* start Records to process *

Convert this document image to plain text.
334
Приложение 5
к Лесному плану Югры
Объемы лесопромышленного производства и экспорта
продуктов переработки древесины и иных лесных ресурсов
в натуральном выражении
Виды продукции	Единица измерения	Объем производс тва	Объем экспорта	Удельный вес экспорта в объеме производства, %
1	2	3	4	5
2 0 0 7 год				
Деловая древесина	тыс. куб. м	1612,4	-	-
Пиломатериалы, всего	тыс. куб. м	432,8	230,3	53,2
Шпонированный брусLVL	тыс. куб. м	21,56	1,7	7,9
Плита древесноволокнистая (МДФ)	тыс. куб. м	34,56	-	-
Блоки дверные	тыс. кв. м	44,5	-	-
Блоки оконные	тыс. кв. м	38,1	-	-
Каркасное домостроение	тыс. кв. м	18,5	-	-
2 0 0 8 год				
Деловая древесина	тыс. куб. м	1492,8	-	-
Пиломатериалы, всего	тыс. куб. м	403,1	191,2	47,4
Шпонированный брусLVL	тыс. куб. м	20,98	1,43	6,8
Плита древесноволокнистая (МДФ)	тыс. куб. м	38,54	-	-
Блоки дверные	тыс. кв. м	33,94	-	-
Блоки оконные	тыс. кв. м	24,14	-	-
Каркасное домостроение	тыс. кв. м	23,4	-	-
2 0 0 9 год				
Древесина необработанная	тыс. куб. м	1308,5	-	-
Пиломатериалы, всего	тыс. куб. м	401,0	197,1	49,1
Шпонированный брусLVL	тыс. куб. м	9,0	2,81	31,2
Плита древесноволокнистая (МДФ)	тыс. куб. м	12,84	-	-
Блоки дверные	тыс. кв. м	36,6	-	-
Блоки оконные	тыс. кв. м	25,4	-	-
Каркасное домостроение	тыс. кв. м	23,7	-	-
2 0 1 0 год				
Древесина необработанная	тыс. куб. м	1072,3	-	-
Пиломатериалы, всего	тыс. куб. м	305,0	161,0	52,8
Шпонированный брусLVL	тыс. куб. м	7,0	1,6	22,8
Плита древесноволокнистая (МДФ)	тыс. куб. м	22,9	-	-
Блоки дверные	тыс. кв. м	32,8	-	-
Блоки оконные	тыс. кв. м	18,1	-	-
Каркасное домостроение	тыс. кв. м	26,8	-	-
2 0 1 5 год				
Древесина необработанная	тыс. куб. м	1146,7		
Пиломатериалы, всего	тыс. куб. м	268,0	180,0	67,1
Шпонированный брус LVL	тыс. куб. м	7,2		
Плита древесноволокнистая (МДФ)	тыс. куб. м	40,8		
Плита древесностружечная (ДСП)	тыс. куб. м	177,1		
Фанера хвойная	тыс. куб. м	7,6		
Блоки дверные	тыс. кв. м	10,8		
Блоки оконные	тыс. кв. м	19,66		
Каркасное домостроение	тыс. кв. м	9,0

* end Records to process *
* start Records to process *

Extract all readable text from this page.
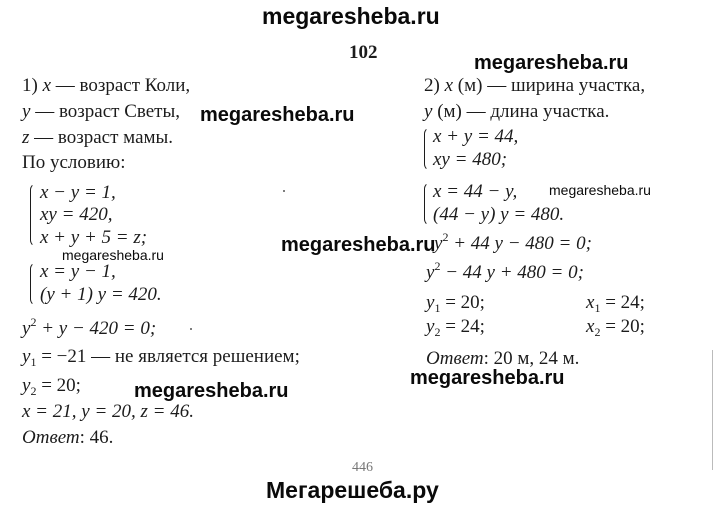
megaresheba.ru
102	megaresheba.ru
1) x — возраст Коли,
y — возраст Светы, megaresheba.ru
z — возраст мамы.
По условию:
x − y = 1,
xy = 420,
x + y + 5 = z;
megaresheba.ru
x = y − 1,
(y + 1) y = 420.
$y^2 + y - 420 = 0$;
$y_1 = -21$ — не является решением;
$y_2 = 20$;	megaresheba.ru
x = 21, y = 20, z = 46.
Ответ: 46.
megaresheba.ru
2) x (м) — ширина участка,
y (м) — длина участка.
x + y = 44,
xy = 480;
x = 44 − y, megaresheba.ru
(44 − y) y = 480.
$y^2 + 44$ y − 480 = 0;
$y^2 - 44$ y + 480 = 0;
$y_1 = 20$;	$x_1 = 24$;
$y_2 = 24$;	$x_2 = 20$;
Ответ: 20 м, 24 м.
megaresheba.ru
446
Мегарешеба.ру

* end Records to process *

**What the task asks:**
Show every line above in which the word "древесноволокнистая" occurs.

**Output for this task:**
Плита древесноволокнистая (МДФ)	тыс. куб. м	34,56	-	-
Плита древесноволокнистая (МДФ)	тыс. куб. м	38,54	-	-
Плита древесноволокнистая (МДФ)	тыс. куб. м	12,84	-	-
Плита древесноволокнистая (МДФ)	тыс. куб. м	22,9	-	-
Плита древесноволокнистая (МДФ)	тыс. куб. м	40,8		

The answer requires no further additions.